AIM OF THE TASK - Pick out every line of the entries that contains the string "role" and copy each of those lines. Case counts.
* BEGIN PROVIDED ENTRIES *
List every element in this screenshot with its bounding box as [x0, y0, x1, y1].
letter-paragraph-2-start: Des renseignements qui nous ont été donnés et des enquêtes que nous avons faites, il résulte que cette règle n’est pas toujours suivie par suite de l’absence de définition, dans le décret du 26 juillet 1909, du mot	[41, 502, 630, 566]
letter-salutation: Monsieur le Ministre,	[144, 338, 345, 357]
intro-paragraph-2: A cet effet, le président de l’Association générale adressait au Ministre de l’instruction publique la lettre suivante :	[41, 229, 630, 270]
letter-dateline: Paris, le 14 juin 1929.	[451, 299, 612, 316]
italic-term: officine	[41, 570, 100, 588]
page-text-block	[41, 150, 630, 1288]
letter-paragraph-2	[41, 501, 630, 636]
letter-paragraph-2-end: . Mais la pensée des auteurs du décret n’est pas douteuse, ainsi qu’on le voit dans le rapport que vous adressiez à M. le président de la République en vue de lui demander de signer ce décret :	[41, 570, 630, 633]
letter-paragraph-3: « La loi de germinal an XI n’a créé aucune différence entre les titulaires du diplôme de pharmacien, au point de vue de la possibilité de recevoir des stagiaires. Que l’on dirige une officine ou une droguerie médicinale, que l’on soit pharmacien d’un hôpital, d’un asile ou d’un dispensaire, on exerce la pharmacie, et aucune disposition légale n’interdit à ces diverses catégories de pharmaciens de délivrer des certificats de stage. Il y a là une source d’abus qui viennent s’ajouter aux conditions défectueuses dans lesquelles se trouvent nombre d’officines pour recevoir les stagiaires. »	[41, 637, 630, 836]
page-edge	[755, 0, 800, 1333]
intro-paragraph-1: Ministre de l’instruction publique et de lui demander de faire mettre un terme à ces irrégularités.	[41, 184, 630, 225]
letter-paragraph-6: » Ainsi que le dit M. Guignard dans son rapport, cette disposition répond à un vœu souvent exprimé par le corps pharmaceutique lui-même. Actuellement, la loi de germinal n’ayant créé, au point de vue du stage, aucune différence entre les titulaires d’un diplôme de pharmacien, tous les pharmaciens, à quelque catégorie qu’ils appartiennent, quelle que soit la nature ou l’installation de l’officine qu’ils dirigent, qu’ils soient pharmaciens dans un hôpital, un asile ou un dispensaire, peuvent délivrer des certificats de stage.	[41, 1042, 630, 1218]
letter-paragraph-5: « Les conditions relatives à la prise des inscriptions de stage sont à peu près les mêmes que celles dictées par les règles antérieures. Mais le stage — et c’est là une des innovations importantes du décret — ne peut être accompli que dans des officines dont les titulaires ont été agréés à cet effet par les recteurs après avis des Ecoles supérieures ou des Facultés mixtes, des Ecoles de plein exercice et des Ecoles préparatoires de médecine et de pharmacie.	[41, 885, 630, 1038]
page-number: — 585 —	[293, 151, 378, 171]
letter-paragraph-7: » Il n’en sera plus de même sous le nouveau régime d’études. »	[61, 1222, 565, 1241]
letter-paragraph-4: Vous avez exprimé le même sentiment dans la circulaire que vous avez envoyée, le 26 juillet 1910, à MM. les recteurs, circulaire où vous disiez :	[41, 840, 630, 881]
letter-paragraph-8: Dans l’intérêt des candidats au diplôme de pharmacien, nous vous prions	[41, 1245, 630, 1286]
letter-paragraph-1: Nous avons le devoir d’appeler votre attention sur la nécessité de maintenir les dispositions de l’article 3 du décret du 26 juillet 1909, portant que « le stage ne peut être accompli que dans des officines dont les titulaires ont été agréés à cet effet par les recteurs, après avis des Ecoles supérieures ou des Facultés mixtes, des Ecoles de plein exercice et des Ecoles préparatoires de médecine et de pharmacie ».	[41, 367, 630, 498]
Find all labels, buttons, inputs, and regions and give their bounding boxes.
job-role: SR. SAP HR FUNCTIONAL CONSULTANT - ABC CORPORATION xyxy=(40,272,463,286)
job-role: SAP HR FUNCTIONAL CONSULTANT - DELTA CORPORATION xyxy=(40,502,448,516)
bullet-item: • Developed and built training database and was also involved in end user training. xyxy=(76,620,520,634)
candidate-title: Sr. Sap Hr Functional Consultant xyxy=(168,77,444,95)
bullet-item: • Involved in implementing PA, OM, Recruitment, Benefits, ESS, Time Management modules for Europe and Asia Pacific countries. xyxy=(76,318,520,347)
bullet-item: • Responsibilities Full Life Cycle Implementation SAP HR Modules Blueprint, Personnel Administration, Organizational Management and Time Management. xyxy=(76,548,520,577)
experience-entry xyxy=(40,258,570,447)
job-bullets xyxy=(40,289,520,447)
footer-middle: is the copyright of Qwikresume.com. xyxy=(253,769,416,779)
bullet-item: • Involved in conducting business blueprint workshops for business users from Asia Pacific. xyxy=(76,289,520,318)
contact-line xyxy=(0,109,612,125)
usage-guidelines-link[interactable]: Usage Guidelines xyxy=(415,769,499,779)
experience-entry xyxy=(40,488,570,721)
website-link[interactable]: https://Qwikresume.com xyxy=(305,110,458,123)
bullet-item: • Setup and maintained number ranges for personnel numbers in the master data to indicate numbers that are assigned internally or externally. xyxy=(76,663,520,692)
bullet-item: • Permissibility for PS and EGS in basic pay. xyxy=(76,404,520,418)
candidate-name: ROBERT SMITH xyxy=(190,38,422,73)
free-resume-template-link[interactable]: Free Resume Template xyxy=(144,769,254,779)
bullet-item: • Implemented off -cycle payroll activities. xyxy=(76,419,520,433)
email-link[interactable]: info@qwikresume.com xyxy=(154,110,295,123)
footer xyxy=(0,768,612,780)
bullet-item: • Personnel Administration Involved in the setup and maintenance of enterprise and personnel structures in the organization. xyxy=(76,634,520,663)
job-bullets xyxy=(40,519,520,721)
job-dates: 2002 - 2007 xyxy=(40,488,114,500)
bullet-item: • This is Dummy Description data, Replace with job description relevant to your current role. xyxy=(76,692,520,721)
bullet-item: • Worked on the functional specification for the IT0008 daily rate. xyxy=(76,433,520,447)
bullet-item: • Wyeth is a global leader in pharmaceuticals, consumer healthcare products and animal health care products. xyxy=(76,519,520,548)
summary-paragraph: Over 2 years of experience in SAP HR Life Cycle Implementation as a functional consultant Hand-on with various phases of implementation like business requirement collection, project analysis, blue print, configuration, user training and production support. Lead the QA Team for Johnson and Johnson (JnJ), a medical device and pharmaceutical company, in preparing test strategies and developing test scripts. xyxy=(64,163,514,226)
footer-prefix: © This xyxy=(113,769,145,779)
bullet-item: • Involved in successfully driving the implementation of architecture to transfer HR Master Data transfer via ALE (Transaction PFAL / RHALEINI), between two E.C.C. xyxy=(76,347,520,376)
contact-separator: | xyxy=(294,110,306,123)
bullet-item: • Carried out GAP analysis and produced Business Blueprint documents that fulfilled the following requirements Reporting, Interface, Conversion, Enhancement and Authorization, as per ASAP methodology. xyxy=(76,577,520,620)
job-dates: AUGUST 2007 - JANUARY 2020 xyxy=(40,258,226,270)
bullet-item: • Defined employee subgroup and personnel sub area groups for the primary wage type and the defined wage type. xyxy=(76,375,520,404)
* END PROVIDED ENTRIES *
WORKED ANSWER -
job-role: SR. SAP HR FUNCTIONAL CONSULTANT - ABC CORPORATION xyxy=(40,272,463,286)
job-role: SAP HR FUNCTIONAL CONSULTANT - DELTA CORPORATION xyxy=(40,502,448,516)
bullet-item: • This is Dummy Description data, Replace with job description relevant to your current role. xyxy=(76,692,520,721)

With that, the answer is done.